• [STATED EXERCISE]
Return all of the data exactly as given.

• [EXERCISE INPUT]
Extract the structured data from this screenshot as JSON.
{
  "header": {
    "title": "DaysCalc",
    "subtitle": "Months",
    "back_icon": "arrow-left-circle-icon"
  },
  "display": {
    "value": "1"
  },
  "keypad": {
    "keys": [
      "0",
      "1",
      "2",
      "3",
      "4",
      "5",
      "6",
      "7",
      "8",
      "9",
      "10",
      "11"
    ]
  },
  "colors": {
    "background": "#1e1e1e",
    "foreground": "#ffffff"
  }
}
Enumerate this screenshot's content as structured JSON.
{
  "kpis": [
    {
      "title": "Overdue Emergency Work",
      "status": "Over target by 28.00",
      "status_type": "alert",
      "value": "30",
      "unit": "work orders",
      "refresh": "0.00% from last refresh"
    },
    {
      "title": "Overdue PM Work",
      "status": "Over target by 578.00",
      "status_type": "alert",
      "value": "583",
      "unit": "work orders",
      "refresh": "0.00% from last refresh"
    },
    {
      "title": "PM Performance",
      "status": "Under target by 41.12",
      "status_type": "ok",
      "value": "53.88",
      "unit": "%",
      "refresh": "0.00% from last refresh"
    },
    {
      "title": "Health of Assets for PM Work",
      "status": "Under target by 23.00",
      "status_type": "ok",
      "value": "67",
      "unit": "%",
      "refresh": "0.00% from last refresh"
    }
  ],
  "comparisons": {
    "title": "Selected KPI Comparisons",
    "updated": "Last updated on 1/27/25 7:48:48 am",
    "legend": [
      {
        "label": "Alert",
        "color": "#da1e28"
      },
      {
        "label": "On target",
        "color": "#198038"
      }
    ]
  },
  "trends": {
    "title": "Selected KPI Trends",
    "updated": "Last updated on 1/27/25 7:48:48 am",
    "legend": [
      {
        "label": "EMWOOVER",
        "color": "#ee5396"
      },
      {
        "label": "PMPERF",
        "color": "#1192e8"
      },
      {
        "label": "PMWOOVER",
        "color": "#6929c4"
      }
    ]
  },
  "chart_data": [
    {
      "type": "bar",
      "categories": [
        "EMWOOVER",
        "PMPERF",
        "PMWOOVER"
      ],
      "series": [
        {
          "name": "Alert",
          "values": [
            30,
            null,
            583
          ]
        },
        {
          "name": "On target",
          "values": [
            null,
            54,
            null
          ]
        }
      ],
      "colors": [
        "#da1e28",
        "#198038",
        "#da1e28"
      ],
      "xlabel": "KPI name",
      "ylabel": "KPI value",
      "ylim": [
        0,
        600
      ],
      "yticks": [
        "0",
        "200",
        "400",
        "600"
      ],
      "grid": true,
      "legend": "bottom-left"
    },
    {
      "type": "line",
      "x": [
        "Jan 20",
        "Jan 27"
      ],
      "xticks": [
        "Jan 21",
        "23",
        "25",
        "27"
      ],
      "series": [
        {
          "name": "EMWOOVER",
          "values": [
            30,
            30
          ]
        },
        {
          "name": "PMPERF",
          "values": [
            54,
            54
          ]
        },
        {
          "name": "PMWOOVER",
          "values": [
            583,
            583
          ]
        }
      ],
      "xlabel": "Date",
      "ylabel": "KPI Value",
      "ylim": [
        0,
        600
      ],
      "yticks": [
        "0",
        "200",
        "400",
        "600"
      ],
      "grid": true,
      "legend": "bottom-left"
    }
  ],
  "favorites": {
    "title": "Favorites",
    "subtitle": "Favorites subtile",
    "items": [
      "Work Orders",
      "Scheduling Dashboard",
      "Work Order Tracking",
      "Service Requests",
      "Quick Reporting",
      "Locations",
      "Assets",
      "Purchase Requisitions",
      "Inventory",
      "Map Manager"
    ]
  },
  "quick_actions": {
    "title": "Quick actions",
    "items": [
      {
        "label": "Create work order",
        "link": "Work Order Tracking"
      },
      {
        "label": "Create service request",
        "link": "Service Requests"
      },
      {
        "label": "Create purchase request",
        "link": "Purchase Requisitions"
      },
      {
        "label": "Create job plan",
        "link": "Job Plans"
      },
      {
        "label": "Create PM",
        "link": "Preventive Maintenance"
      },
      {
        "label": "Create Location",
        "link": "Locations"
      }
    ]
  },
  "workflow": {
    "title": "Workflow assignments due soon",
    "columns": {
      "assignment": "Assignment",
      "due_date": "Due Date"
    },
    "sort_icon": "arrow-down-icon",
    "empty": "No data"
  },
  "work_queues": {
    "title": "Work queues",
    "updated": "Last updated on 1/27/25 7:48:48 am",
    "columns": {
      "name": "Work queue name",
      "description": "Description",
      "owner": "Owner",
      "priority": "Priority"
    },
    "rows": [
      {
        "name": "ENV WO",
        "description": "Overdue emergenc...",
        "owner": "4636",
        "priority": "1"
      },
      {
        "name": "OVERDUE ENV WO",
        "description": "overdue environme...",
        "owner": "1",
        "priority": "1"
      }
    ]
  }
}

• [SOLUTION TO THIS PROBLEM]
Extract the structured data from this screenshot as JSON.
{
  "header": {
    "title": "DaysCalc",
    "subtitle": "Months",
    "back_icon": "arrow-left-circle-icon"
  },
  "display": {
    "value": "1"
  },
  "keypad": {
    "keys": [
      "0",
      "1",
      "2",
      "3",
      "4",
      "5",
      "6",
      "7",
      "8",
      "9",
      "10",
      "11"
    ]
  },
  "colors": {
    "background": "#1e1e1e",
    "foreground": "#ffffff"
  }
}
Enumerate this screenshot's content as structured JSON.
{
  "kpis": [
    {
      "title": "Overdue Emergency Work",
      "status": "Over target by 28.00",
      "status_type": "alert",
      "value": "30",
      "unit": "work orders",
      "refresh": "0.00% from last refresh"
    },
    {
      "title": "Overdue PM Work",
      "status": "Over target by 578.00",
      "status_type": "alert",
      "value": "583",
      "unit": "work orders",
      "refresh": "0.00% from last refresh"
    },
    {
      "title": "PM Performance",
      "status": "Under target by 41.12",
      "status_type": "ok",
      "value": "53.88",
      "unit": "%",
      "refresh": "0.00% from last refresh"
    },
    {
      "title": "Health of Assets for PM Work",
      "status": "Under target by 23.00",
      "status_type": "ok",
      "value": "67",
      "unit": "%",
      "refresh": "0.00% from last refresh"
    }
  ],
  "comparisons": {
    "title": "Selected KPI Comparisons",
    "updated": "Last updated on 1/27/25 7:48:48 am",
    "legend": [
      {
        "label": "Alert",
        "color": "#da1e28"
      },
      {
        "label": "On target",
        "color": "#198038"
      }
    ]
  },
  "trends": {
    "title": "Selected KPI Trends",
    "updated": "Last updated on 1/27/25 7:48:48 am",
    "legend": [
      {
        "label": "EMWOOVER",
        "color": "#ee5396"
      },
      {
        "label": "PMPERF",
        "color": "#1192e8"
      },
      {
        "label": "PMWOOVER",
        "color": "#6929c4"
      }
    ]
  },
  "chart_data": [
    {
      "type": "bar",
      "categories": [
        "EMWOOVER",
        "PMPERF",
        "PMWOOVER"
      ],
      "series": [
        {
          "name": "Alert",
          "values": [
            30,
            null,
            583
          ]
        },
        {
          "name": "On target",
          "values": [
            null,
            54,
            null
          ]
        }
      ],
      "colors": [
        "#da1e28",
        "#198038",
        "#da1e28"
      ],
      "xlabel": "KPI name",
      "ylabel": "KPI value",
      "ylim": [
        0,
        600
      ],
      "yticks": [
        "0",
        "200",
        "400",
        "600"
      ],
      "grid": true,
      "legend": "bottom-left"
    },
    {
      "type": "line",
      "x": [
        "Jan 20",
        "Jan 27"
      ],
      "xticks": [
        "Jan 21",
        "23",
        "25",
        "27"
      ],
      "series": [
        {
          "name": "EMWOOVER",
          "values": [
            30,
            30
          ]
        },
        {
          "name": "PMPERF",
          "values": [
            54,
            54
          ]
        },
        {
          "name": "PMWOOVER",
          "values": [
            583,
            583
          ]
        }
      ],
      "xlabel": "Date",
      "ylabel": "KPI Value",
      "ylim": [
        0,
        600
      ],
      "yticks": [
        "0",
        "200",
        "400",
        "600"
      ],
      "grid": true,
      "legend": "bottom-left"
    }
  ],
  "favorites": {
    "title": "Favorites",
    "subtitle": "Favorites subtile",
    "items": [
      "Work Orders",
      "Scheduling Dashboard",
      "Work Order Tracking",
      "Service Requests",
      "Quick Reporting",
      "Locations",
      "Assets",
      "Purchase Requisitions",
      "Inventory",
      "Map Manager"
    ]
  },
  "quick_actions": {
    "title": "Quick actions",
    "items": [
      {
        "label": "Create work order",
        "link": "Work Order Tracking"
      },
      {
        "label": "Create service request",
        "link": "Service Requests"
      },
      {
        "label": "Create purchase request",
        "link": "Purchase Requisitions"
      },
      {
        "label": "Create job plan",
        "link": "Job Plans"
      },
      {
        "label": "Create PM",
        "link": "Preventive Maintenance"
      },
      {
        "label": "Create Location",
        "link": "Locations"
      }
    ]
  },
  "workflow": {
    "title": "Workflow assignments due soon",
    "columns": {
      "assignment": "Assignment",
      "due_date": "Due Date"
    },
    "sort_icon": "arrow-down-icon",
    "empty": "No data"
  },
  "work_queues": {
    "title": "Work queues",
    "updated": "Last updated on 1/27/25 7:48:48 am",
    "columns": {
      "name": "Work queue name",
      "description": "Description",
      "owner": "Owner",
      "priority": "Priority"
    },
    "rows": [
      {
        "name": "ENV WO",
        "description": "Overdue emergenc...",
        "owner": "4636",
        "priority": "1"
      },
      {
        "name": "OVERDUE ENV WO",
        "description": "overdue environme...",
        "owner": "1",
        "priority": "1"
      }
    ]
  }
}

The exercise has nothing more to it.